>> begin
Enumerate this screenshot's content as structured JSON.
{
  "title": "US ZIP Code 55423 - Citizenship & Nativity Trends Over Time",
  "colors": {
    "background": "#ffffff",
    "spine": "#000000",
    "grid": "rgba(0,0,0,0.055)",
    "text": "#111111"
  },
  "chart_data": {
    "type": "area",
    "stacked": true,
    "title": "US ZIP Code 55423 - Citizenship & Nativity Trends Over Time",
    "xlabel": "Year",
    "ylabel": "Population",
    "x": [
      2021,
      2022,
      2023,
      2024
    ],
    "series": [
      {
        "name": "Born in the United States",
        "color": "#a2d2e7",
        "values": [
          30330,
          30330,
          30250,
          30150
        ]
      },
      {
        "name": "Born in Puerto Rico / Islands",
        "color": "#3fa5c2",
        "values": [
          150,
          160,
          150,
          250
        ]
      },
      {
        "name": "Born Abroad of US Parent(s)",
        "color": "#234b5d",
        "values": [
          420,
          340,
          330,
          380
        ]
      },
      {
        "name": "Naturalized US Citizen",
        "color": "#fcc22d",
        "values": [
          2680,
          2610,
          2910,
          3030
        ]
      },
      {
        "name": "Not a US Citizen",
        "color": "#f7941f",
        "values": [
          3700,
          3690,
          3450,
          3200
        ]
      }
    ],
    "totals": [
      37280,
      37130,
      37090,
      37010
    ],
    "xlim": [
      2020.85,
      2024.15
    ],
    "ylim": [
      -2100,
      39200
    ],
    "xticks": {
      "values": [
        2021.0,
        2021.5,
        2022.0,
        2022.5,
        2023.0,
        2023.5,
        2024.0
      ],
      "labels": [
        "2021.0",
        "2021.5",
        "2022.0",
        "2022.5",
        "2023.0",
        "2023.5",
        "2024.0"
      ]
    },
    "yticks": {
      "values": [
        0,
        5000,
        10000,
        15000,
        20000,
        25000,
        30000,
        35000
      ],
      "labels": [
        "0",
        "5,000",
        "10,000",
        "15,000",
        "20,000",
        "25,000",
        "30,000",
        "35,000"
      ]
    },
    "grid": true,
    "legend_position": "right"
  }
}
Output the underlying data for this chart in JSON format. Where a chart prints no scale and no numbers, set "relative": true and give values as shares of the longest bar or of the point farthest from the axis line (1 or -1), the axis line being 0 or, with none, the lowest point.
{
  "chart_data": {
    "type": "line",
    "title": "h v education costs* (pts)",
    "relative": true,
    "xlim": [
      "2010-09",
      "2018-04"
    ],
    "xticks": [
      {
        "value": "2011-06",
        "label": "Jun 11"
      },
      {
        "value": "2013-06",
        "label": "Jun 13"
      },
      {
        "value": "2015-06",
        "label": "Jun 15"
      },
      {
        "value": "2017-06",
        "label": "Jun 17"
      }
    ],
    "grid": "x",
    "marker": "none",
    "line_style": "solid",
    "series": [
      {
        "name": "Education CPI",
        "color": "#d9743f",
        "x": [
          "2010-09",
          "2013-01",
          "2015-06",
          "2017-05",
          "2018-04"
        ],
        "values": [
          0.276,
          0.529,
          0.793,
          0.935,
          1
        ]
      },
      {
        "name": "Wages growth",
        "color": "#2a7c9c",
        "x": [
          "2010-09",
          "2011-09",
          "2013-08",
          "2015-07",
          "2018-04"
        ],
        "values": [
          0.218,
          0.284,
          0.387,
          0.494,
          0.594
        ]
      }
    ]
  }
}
>> end
Directive - Could you reproduce every record above exactly as it appears?

Answer -
Enumerate this screenshot's content as structured JSON.
{
  "title": "US ZIP Code 55423 - Citizenship & Nativity Trends Over Time",
  "colors": {
    "background": "#ffffff",
    "spine": "#000000",
    "grid": "rgba(0,0,0,0.055)",
    "text": "#111111"
  },
  "chart_data": {
    "type": "area",
    "stacked": true,
    "title": "US ZIP Code 55423 - Citizenship & Nativity Trends Over Time",
    "xlabel": "Year",
    "ylabel": "Population",
    "x": [
      2021,
      2022,
      2023,
      2024
    ],
    "series": [
      {
        "name": "Born in the United States",
        "color": "#a2d2e7",
        "values": [
          30330,
          30330,
          30250,
          30150
        ]
      },
      {
        "name": "Born in Puerto Rico / Islands",
        "color": "#3fa5c2",
        "values": [
          150,
          160,
          150,
          250
        ]
      },
      {
        "name": "Born Abroad of US Parent(s)",
        "color": "#234b5d",
        "values": [
          420,
          340,
          330,
          380
        ]
      },
      {
        "name": "Naturalized US Citizen",
        "color": "#fcc22d",
        "values": [
          2680,
          2610,
          2910,
          3030
        ]
      },
      {
        "name": "Not a US Citizen",
        "color": "#f7941f",
        "values": [
          3700,
          3690,
          3450,
          3200
        ]
      }
    ],
    "totals": [
      37280,
      37130,
      37090,
      37010
    ],
    "xlim": [
      2020.85,
      2024.15
    ],
    "ylim": [
      -2100,
      39200
    ],
    "xticks": {
      "values": [
        2021.0,
        2021.5,
        2022.0,
        2022.5,
        2023.0,
        2023.5,
        2024.0
      ],
      "labels": [
        "2021.0",
        "2021.5",
        "2022.0",
        "2022.5",
        "2023.0",
        "2023.5",
        "2024.0"
      ]
    },
    "yticks": {
      "values": [
        0,
        5000,
        10000,
        15000,
        20000,
        25000,
        30000,
        35000
      ],
      "labels": [
        "0",
        "5,000",
        "10,000",
        "15,000",
        "20,000",
        "25,000",
        "30,000",
        "35,000"
      ]
    },
    "grid": true,
    "legend_position": "right"
  }
}
Output the underlying data for this chart in JSON format. Where a chart prints no scale and no numbers, set "relative": true and give values as shares of the longest bar or of the point farthest from the axis line (1 or -1), the axis line being 0 or, with none, the lowest point.
{
  "chart_data": {
    "type": "line",
    "title": "h v education costs* (pts)",
    "relative": true,
    "xlim": [
      "2010-09",
      "2018-04"
    ],
    "xticks": [
      {
        "value": "2011-06",
        "label": "Jun 11"
      },
      {
        "value": "2013-06",
        "label": "Jun 13"
      },
      {
        "value": "2015-06",
        "label": "Jun 15"
      },
      {
        "value": "2017-06",
        "label": "Jun 17"
      }
    ],
    "grid": "x",
    "marker": "none",
    "line_style": "solid",
    "series": [
      {
        "name": "Education CPI",
        "color": "#d9743f",
        "x": [
          "2010-09",
          "2013-01",
          "2015-06",
          "2017-05",
          "2018-04"
        ],
        "values": [
          0.276,
          0.529,
          0.793,
          0.935,
          1
        ]
      },
      {
        "name": "Wages growth",
        "color": "#2a7c9c",
        "x": [
          "2010-09",
          "2011-09",
          "2013-08",
          "2015-07",
          "2018-04"
        ],
        "values": [
          0.218,
          0.284,
          0.387,
          0.494,
          0.594
        ]
      }
    ]
  }
}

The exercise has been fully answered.